▶ [GIVEN DATA]

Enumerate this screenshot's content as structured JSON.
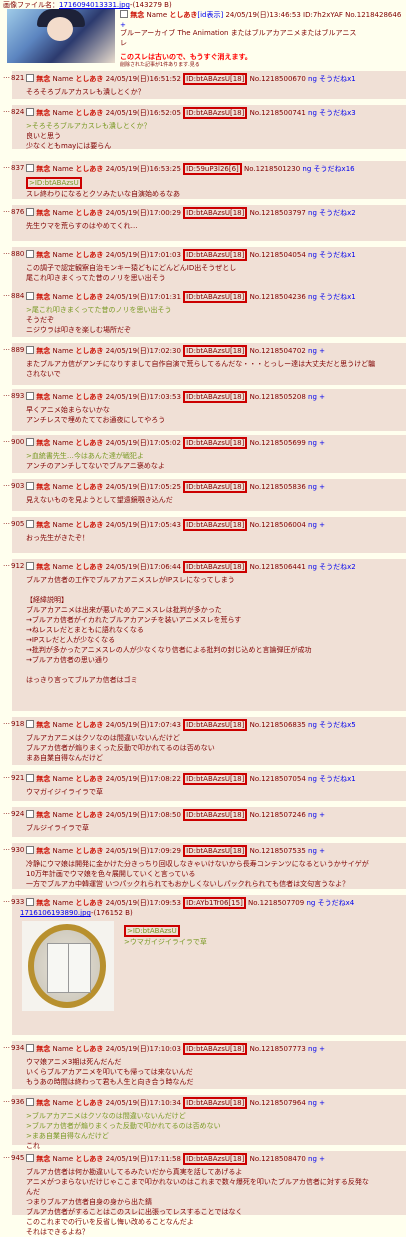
{
  "top": {
    "file_label": "画像ファイル名：",
    "file_link": "1716094013331.jpg",
    "file_size": "-(143279 B)"
  },
  "op": {
    "checkbox": "",
    "subject": "無念",
    "name_label": "Name",
    "name": "としあき",
    "id_show": "[id表示]",
    "datetime": "24/05/19(日)13:46:53",
    "id": "ID:7h2xYAF",
    "no": "No.1218428646",
    "sodane": "+",
    "body_line1": "ブルーアーカイブ The Animation またはブルアカアニメまたはブルアニス",
    "body_line2": "レ",
    "warning": "このスレは古いので、もうすぐ消えます。",
    "small_note": "削除された記事が1件あります.見る"
  },
  "posts": [
    {
      "dots": "…",
      "num": "821",
      "subject": "無念",
      "name_label": "Name",
      "name": "としあき",
      "datetime": "24/05/19(日)16:51:52",
      "id": "ID:btABAzsU[18]",
      "no": "No.1218500670",
      "sodane": "ng",
      "sodane_label": "そうだねx1",
      "lines": [
        {
          "t": "そろそろブルアカスレも潰しとくか？",
          "q": false
        }
      ]
    },
    {
      "dots": "…",
      "num": "824",
      "subject": "無念",
      "name_label": "Name",
      "name": "としあき",
      "datetime": "24/05/19(日)16:52:05",
      "id": "ID:btABAzsU[18]",
      "no": "No.1218500741",
      "sodane": "ng",
      "sodane_label": "そうだねx3",
      "lines": [
        {
          "t": ">そろそろブルアカスレも潰しとくか？",
          "q": true
        },
        {
          "t": "良いと思う",
          "q": false
        },
        {
          "t": "少なくともmayには要らん",
          "q": false
        }
      ]
    },
    {
      "dots": "…",
      "num": "837",
      "subject": "無念",
      "name_label": "Name",
      "name": "としあき",
      "datetime": "24/05/19(日)16:53:25",
      "id": "ID:59uP3l26[6]",
      "no": "No.1218501230",
      "sodane": "ng",
      "sodane_label": "そうだねx16",
      "quote_id": ">ID:btABAzsU",
      "lines": [
        {
          "t": "スレ終わりになるとクソみたいな自演始めるなあ",
          "q": false
        }
      ]
    },
    {
      "dots": "…",
      "num": "876",
      "subject": "無念",
      "name_label": "Name",
      "name": "としあき",
      "datetime": "24/05/19(日)17:00:29",
      "id": "ID:btABAzsU[18]",
      "no": "No.1218503797",
      "sodane": "ng",
      "sodane_label": "そうだねx2",
      "lines": [
        {
          "t": "先生ウマを荒らすのはやめてくれ…",
          "q": false
        }
      ]
    },
    {
      "dots": "…",
      "num": "880",
      "subject": "無念",
      "name_label": "Name",
      "name": "としあき",
      "datetime": "24/05/19(日)17:01:03",
      "id": "ID:btABAzsU[18]",
      "no": "No.1218504054",
      "sodane": "ng",
      "sodane_label": "そうだねx1",
      "lines": [
        {
          "t": "この調子で認定観察自治モンキー猿どもにどんどんID出そうぜとし",
          "q": false
        },
        {
          "t": "尾これ叩きまくってた昔のノリを思い出そう",
          "q": false
        }
      ]
    },
    {
      "dots": "…",
      "num": "884",
      "subject": "無念",
      "name_label": "Name",
      "name": "としあき",
      "datetime": "24/05/19(日)17:01:31",
      "id": "ID:btABAzsU[18]",
      "no": "No.1218504236",
      "sodane": "ng",
      "sodane_label": "そうだねx1",
      "lines": [
        {
          "t": ">尾これ叩きまくってた昔のノリを思い出そう",
          "q": true
        },
        {
          "t": "そうだぞ",
          "q": false
        },
        {
          "t": "ニジウラは叩きを楽しむ場所だぞ",
          "q": false
        }
      ]
    },
    {
      "dots": "…",
      "num": "889",
      "subject": "無念",
      "name_label": "Name",
      "name": "としあき",
      "datetime": "24/05/19(日)17:02:30",
      "id": "ID:btABAzsU[18]",
      "no": "No.1218504702",
      "sodane": "ng",
      "sodane_label": "+",
      "lines": [
        {
          "t": "またブルアカ信がアンチになりすまして自作自演で荒らしてるんだな・・・とっしー達は大丈夫だと思うけど騙",
          "q": false
        },
        {
          "t": "されないで",
          "q": false
        }
      ]
    },
    {
      "dots": "…",
      "num": "893",
      "subject": "無念",
      "name_label": "Name",
      "name": "としあき",
      "datetime": "24/05/19(日)17:03:53",
      "id": "ID:btABAzsU[18]",
      "no": "No.1218505208",
      "sodane": "ng",
      "sodane_label": "+",
      "lines": [
        {
          "t": "早くアニメ始まらないかな",
          "q": false
        },
        {
          "t": "アンチレスで埋めたててお通夜にしてやろう",
          "q": false
        }
      ]
    },
    {
      "dots": "…",
      "num": "900",
      "subject": "無念",
      "name_label": "Name",
      "name": "としあき",
      "datetime": "24/05/19(日)17:05:02",
      "id": "ID:btABAzsU[18]",
      "no": "No.1218505699",
      "sodane": "ng",
      "sodane_label": "+",
      "lines": [
        {
          "t": ">血統書先生…今はあんた達が戦犯よ",
          "q": true
        },
        {
          "t": "アンチのアンチしてないでブルアニ褒めなよ",
          "q": false
        }
      ]
    },
    {
      "dots": "…",
      "num": "903",
      "subject": "無念",
      "name_label": "Name",
      "name": "としあき",
      "datetime": "24/05/19(日)17:05:25",
      "id": "ID:btABAzsU[18]",
      "no": "No.1218505836",
      "sodane": "ng",
      "sodane_label": "+",
      "lines": [
        {
          "t": "見えないものを見ようとして望遠鏡覗き込んだ",
          "q": false
        }
      ]
    },
    {
      "dots": "…",
      "num": "905",
      "subject": "無念",
      "name_label": "Name",
      "name": "としあき",
      "datetime": "24/05/19(日)17:05:43",
      "id": "ID:btABAzsU[18]",
      "no": "No.1218506004",
      "sodane": "ng",
      "sodane_label": "+",
      "lines": [
        {
          "t": "おっ先生がきたぞ！",
          "q": false
        }
      ]
    },
    {
      "dots": "…",
      "num": "912",
      "subject": "無念",
      "name_label": "Name",
      "name": "としあき",
      "datetime": "24/05/19(日)17:06:44",
      "id": "ID:btABAzsU[18]",
      "no": "No.1218506441",
      "sodane": "ng",
      "sodane_label": "そうだねx2",
      "lines": [
        {
          "t": "ブルアカ信者の工作でブルアカアニメスレがIPスレになってしまう",
          "q": false
        },
        {
          "t": "",
          "q": false
        },
        {
          "t": "【経緯説明】",
          "q": false
        },
        {
          "t": "ブルアカアニメは出来が悪いためアニメスレは批判が多かった",
          "q": false
        },
        {
          "t": "→ブルアカ信者がイカれたブルアカアンチを装いアニメスレを荒らす",
          "q": false
        },
        {
          "t": "→ねレスレだとまともに語れなくなる",
          "q": false
        },
        {
          "t": "→IPスレだと人が少なくなる",
          "q": false
        },
        {
          "t": "→批判が多かったアニメスレの人が少なくなり信者による批判の封じ込めと言論弾圧が成功",
          "q": false
        },
        {
          "t": "→ブルアカ信者の思い通り",
          "q": false
        },
        {
          "t": "",
          "q": false
        },
        {
          "t": "はっきり言ってブルアカ信者はゴミ",
          "q": false
        }
      ]
    },
    {
      "dots": "…",
      "num": "918",
      "subject": "無念",
      "name_label": "Name",
      "name": "としあき",
      "datetime": "24/05/19(日)17:07:43",
      "id": "ID:btABAzsU[18]",
      "no": "No.1218506835",
      "sodane": "ng",
      "sodane_label": "そうだねx5",
      "lines": [
        {
          "t": "ブルアカアニメはクソなのは間違いないんだけど",
          "q": false
        },
        {
          "t": "ブルアカ信者が煽りまくった反動で叩かれてるのは否めない",
          "q": false
        },
        {
          "t": "まあ自業自得なんだけど",
          "q": false
        }
      ]
    },
    {
      "dots": "…",
      "num": "921",
      "subject": "無念",
      "name_label": "Name",
      "name": "としあき",
      "datetime": "24/05/19(日)17:08:22",
      "id": "ID:btABAzsU[18]",
      "no": "No.1218507054",
      "sodane": "ng",
      "sodane_label": "そうだねx1",
      "lines": [
        {
          "t": "ウマガイジイライラで草",
          "q": false
        }
      ]
    },
    {
      "dots": "…",
      "num": "924",
      "subject": "無念",
      "name_label": "Name",
      "name": "としあき",
      "datetime": "24/05/19(日)17:08:50",
      "id": "ID:btABAzsU[18]",
      "no": "No.1218507246",
      "sodane": "ng",
      "sodane_label": "+",
      "lines": [
        {
          "t": "ブルジイライラで草",
          "q": false
        }
      ]
    },
    {
      "dots": "…",
      "num": "930",
      "subject": "無念",
      "name_label": "Name",
      "name": "としあき",
      "datetime": "24/05/19(日)17:09:29",
      "id": "ID:btABAzsU[18]",
      "no": "No.1218507535",
      "sodane": "ng",
      "sodane_label": "+",
      "lines": [
        {
          "t": "冷静にウマ娘は開発に金かけた分きっちり回収しなきゃいけないから長寿コンテンツになるというかサイゲが",
          "q": false
        },
        {
          "t": "10万年計画でウマ娘を色々展開していくと言っている",
          "q": false
        },
        {
          "t": "一方でブルアカ中韓運営 いつパックれられてもおかしくないしパックれられても信者は文句言うなよ？",
          "q": false
        }
      ]
    },
    {
      "dots": "…",
      "num": "933",
      "subject": "無念",
      "name_label": "Name",
      "name": "としあき",
      "datetime": "24/05/19(日)17:09:53",
      "id": "ID:AYb1Tr06[15]",
      "no": "No.1218507709",
      "sodane": "ng",
      "sodane_label": "そうだねx4",
      "file_link": "1716106193890.jpg",
      "file_size": "-(176152 B)",
      "quote_id": ">ID:btABAzsU",
      "lines": [
        {
          "t": ">ウマガイジイライラで草",
          "q": true
        }
      ]
    },
    {
      "dots": "…",
      "num": "934",
      "subject": "無念",
      "name_label": "Name",
      "name": "としあき",
      "datetime": "24/05/19(日)17:10:03",
      "id": "ID:btABAzsU[18]",
      "no": "No.1218507773",
      "sodane": "ng",
      "sodane_label": "+",
      "lines": [
        {
          "t": "ウマ娘アニメ3期は死んだんだ",
          "q": false
        },
        {
          "t": "いくらブルアカアニメを叩いても帰っては来ないんだ",
          "q": false
        },
        {
          "t": "もうあの時間は終わって君も人生と向き合う時なんだ",
          "q": false
        }
      ]
    },
    {
      "dots": "…",
      "num": "936",
      "subject": "無念",
      "name_label": "Name",
      "name": "としあき",
      "datetime": "24/05/19(日)17:10:34",
      "id": "ID:btABAzsU[18]",
      "no": "No.1218507964",
      "sodane": "ng",
      "sodane_label": "+",
      "lines": [
        {
          "t": ">ブルアカアニメはクソなのは間違いないんだけど",
          "q": true
        },
        {
          "t": ">ブルアカ信者が煽りまくった反動で叩かれてるのは否めない",
          "q": true
        },
        {
          "t": ">まあ自業自得なんだけど",
          "q": true
        },
        {
          "t": "これ",
          "q": false
        }
      ]
    },
    {
      "dots": "…",
      "num": "945",
      "subject": "無念",
      "name_label": "Name",
      "name": "としあき",
      "datetime": "24/05/19(日)17:11:58",
      "id": "ID:btABAzsU[18]",
      "no": "No.1218508470",
      "sodane": "ng",
      "sodane_label": "+",
      "lines": [
        {
          "t": "ブルアカ信者は何か勘違いしてるみたいだから真実を話してあげるよ",
          "q": false
        },
        {
          "t": "アニメがつまらないだけじゃここまで叩かれないのはこれまで数々爆死を叩いたブルアカ信者に対する反発な",
          "q": false
        },
        {
          "t": "んだ",
          "q": false
        },
        {
          "t": "つまりブルアカ信者自身の身から出た錆",
          "q": false
        },
        {
          "t": "ブルアカ信者がすることはこのスレに出張ってレスすることではなく",
          "q": false
        },
        {
          "t": "このこれまでの行いを反省し悔い改めることなんだよ",
          "q": false
        },
        {
          "t": "それはできるよね？",
          "q": false
        }
      ]
    }
  ]
}
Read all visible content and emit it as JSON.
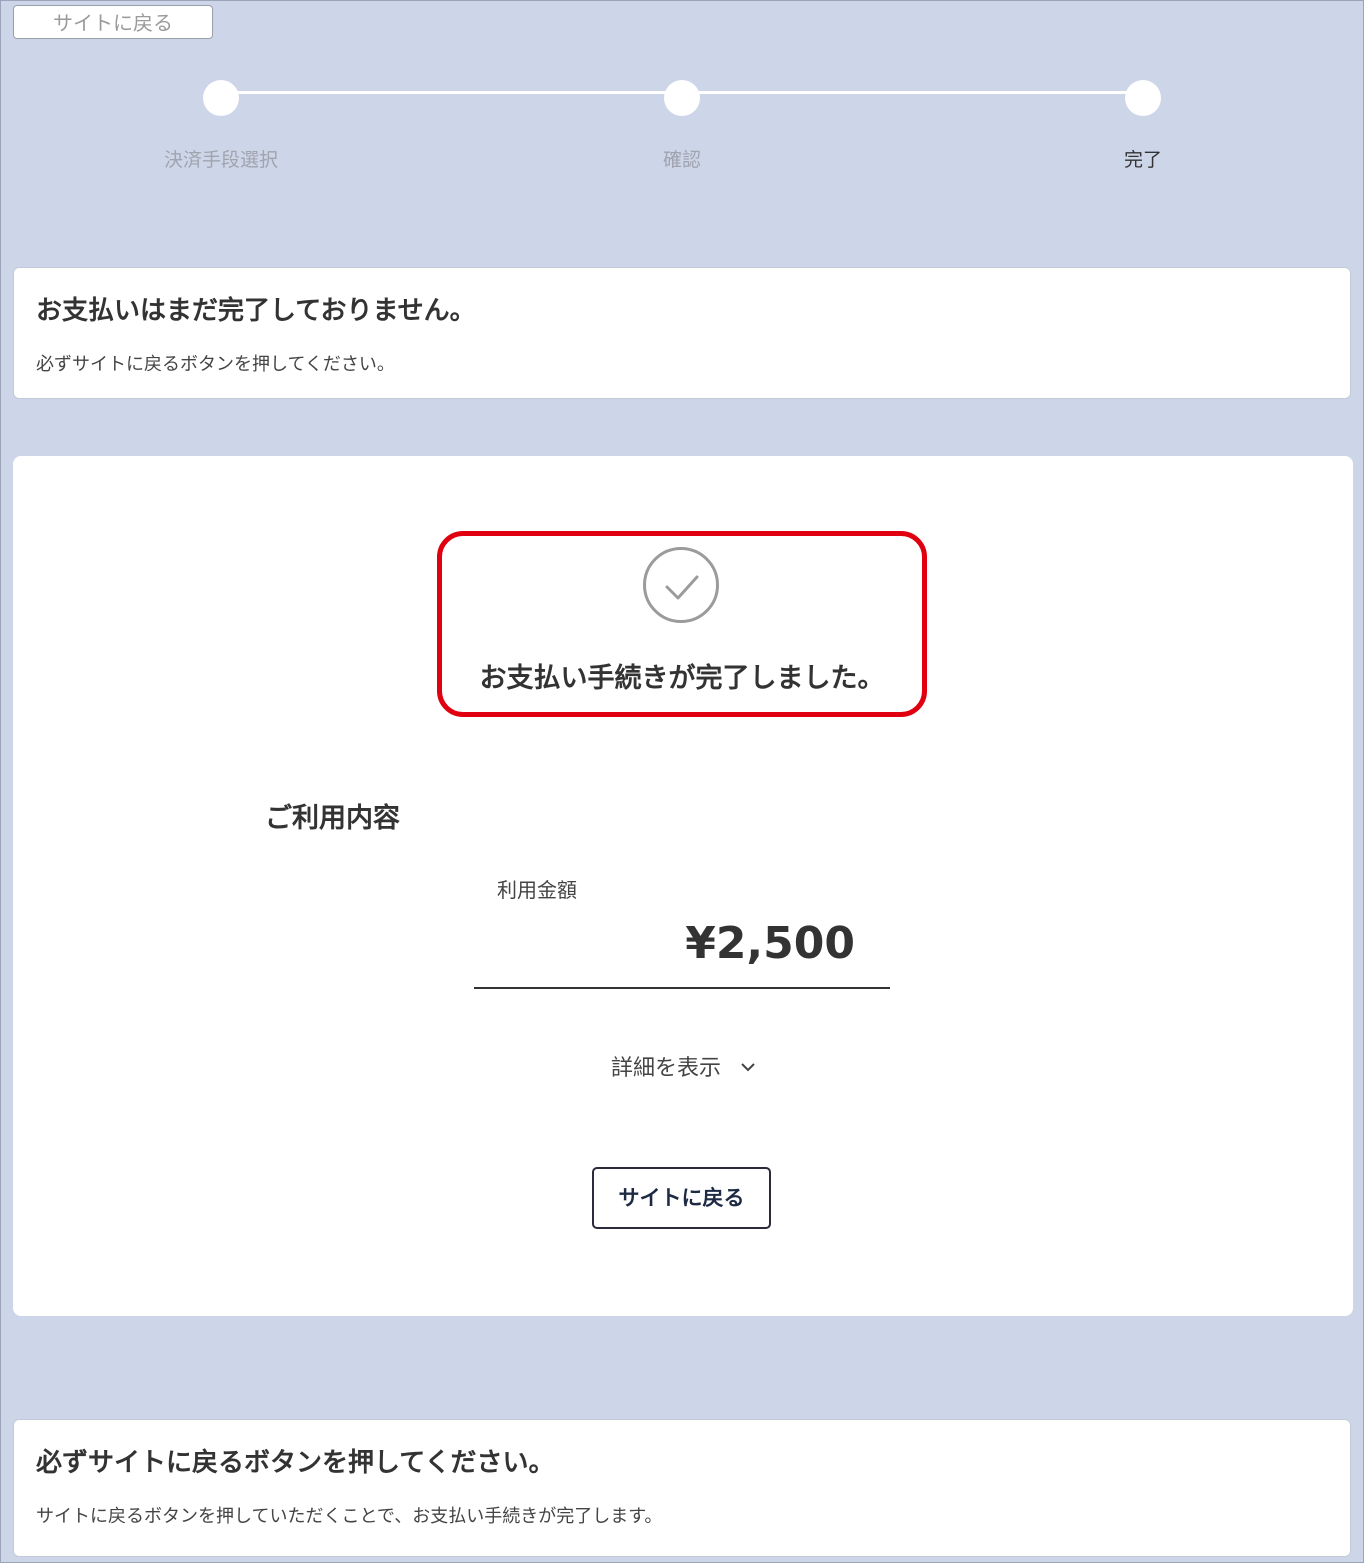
{
  "header": {
    "back_label": "サイトに戻る"
  },
  "stepper": {
    "steps": [
      {
        "label": "決済手段選択",
        "state": "done"
      },
      {
        "label": "確認",
        "state": "done"
      },
      {
        "label": "完了",
        "state": "current"
      }
    ]
  },
  "top_notice": {
    "title": "お支払いはまだ完了しておりません。",
    "body": "必ずサイトに戻るボタンを押してください。"
  },
  "main": {
    "icon": "check-circle-icon",
    "complete_message": "お支払い手続きが完了しました。",
    "usage_title": "ご利用内容",
    "amount_label": "利用金額",
    "amount_value": "¥2,500",
    "details_label": "詳細を表示",
    "back_button_label": "サイトに戻る"
  },
  "bottom_notice": {
    "title": "必ずサイトに戻るボタンを押してください。",
    "body": "サイトに戻るボタンを押していただくことで、お支払い手続きが完了します。"
  },
  "colors": {
    "background": "#cdd5e8",
    "highlight": "#e0000f",
    "card": "#ffffff"
  }
}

▶ [SET EXERCISE]
Retype, word for word, the lines from the one with "Read all visible content and emit it as JSON." through the last line of the entries above, and only those lines. Leave pictures out.

▶ [FINAL ANSWER]
Read all visible content and emit it as JSON.
{
  "header": {
    "back_label": "サイトに戻る"
  },
  "stepper": {
    "steps": [
      {
        "label": "決済手段選択",
        "state": "done"
      },
      {
        "label": "確認",
        "state": "done"
      },
      {
        "label": "完了",
        "state": "current"
      }
    ]
  },
  "top_notice": {
    "title": "お支払いはまだ完了しておりません。",
    "body": "必ずサイトに戻るボタンを押してください。"
  },
  "main": {
    "icon": "check-circle-icon",
    "complete_message": "お支払い手続きが完了しました。",
    "usage_title": "ご利用内容",
    "amount_label": "利用金額",
    "amount_value": "¥2,500",
    "details_label": "詳細を表示",
    "back_button_label": "サイトに戻る"
  },
  "bottom_notice": {
    "title": "必ずサイトに戻るボタンを押してください。",
    "body": "サイトに戻るボタンを押していただくことで、お支払い手続きが完了します。"
  },
  "colors": {
    "background": "#cdd5e8",
    "highlight": "#e0000f",
    "card": "#ffffff"
  }
}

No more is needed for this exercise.